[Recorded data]
|---|

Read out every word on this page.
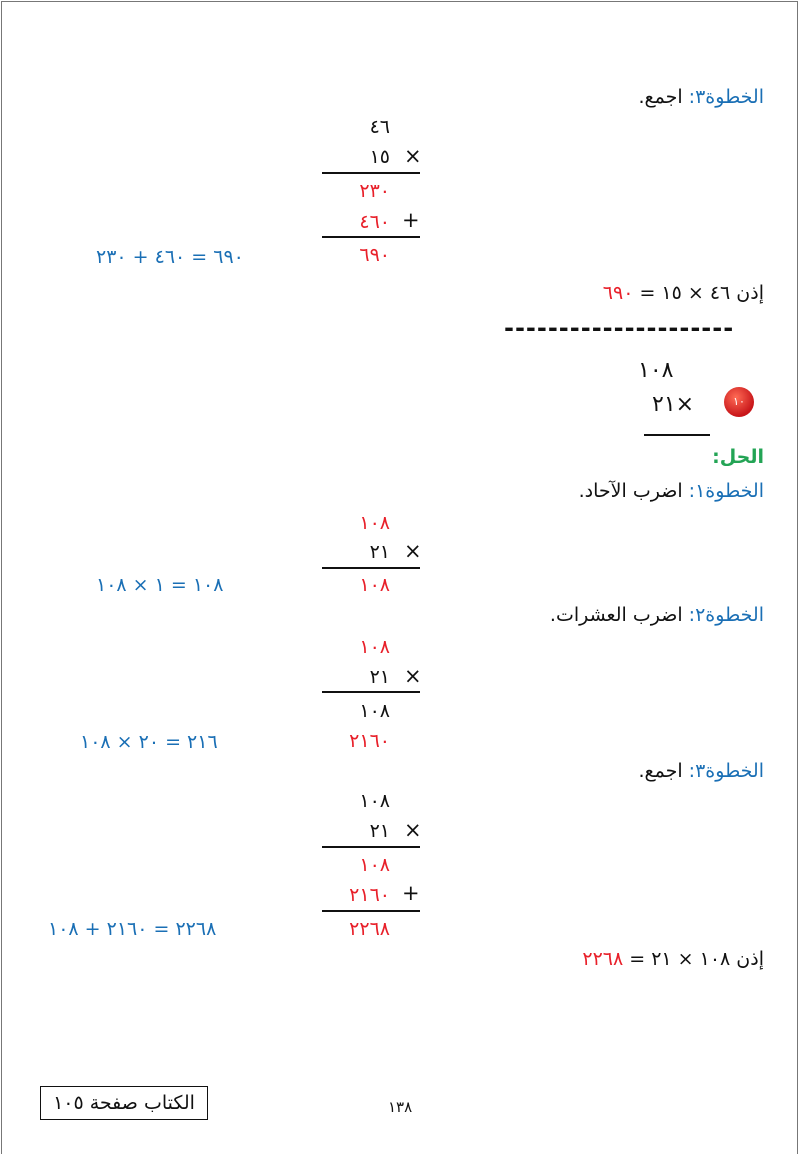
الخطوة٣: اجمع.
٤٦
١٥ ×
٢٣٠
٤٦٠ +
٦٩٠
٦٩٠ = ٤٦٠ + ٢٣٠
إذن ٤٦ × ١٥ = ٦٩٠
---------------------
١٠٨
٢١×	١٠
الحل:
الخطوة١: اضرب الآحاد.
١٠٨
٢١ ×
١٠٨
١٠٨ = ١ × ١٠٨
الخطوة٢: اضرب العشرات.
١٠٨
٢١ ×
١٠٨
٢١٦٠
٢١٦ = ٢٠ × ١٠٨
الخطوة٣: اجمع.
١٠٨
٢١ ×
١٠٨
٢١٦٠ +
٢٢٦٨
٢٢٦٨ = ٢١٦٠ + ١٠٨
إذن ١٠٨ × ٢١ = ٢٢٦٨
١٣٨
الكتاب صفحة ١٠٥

|---|

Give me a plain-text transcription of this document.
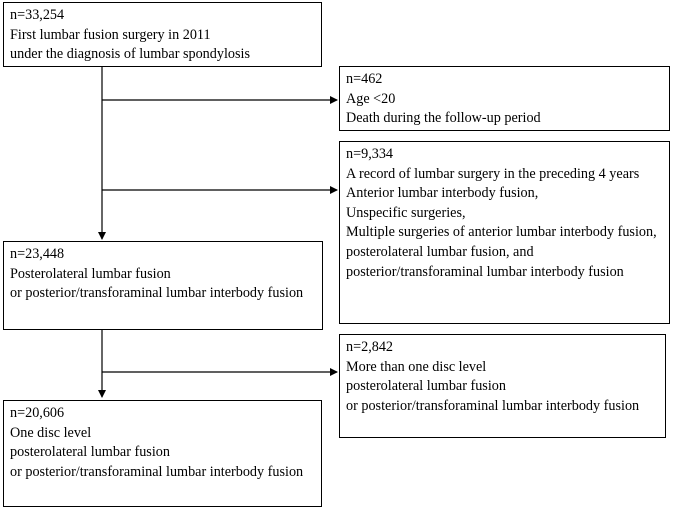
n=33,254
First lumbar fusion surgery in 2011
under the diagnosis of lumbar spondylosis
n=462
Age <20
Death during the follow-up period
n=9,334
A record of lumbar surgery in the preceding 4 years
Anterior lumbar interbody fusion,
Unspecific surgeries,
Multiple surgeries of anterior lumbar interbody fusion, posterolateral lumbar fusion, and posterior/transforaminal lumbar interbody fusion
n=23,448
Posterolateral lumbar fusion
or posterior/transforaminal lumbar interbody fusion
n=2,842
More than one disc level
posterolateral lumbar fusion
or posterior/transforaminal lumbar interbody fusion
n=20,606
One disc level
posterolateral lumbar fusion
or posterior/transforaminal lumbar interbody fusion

|---|

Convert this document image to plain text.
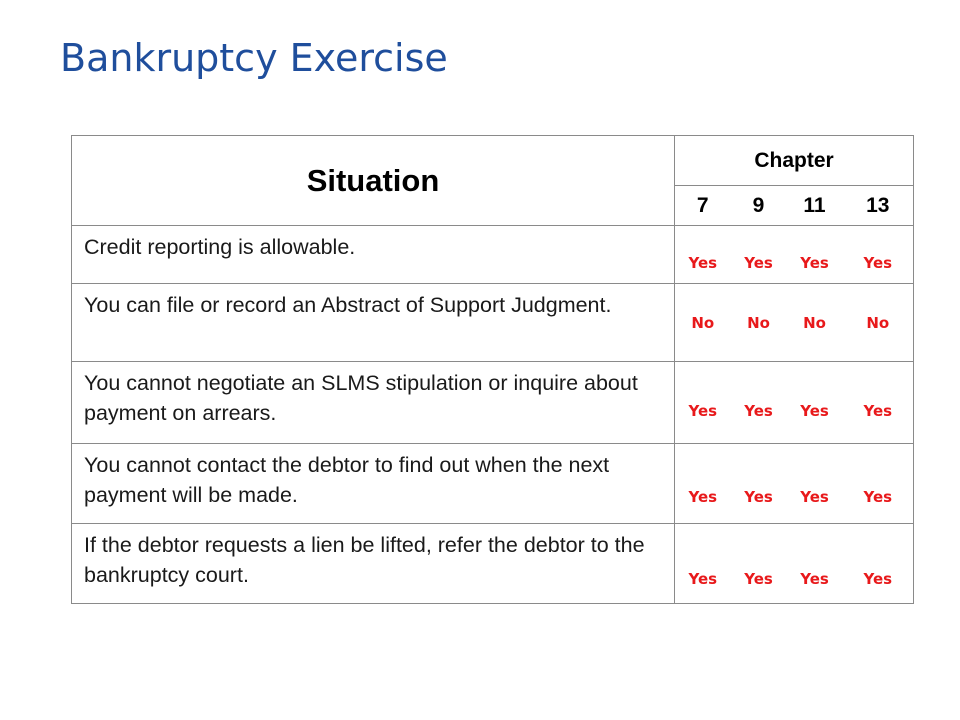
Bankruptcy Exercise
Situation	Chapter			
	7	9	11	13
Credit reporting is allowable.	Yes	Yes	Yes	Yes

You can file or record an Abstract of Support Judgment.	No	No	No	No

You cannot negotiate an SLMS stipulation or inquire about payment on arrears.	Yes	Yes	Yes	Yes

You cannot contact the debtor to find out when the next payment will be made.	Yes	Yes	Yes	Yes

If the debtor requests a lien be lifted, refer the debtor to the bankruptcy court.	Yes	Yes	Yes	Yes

|---|

Challenge - Copy out every line from the material above in which the word "disc" appears.

Answer to this task -
More than one disc level
One disc level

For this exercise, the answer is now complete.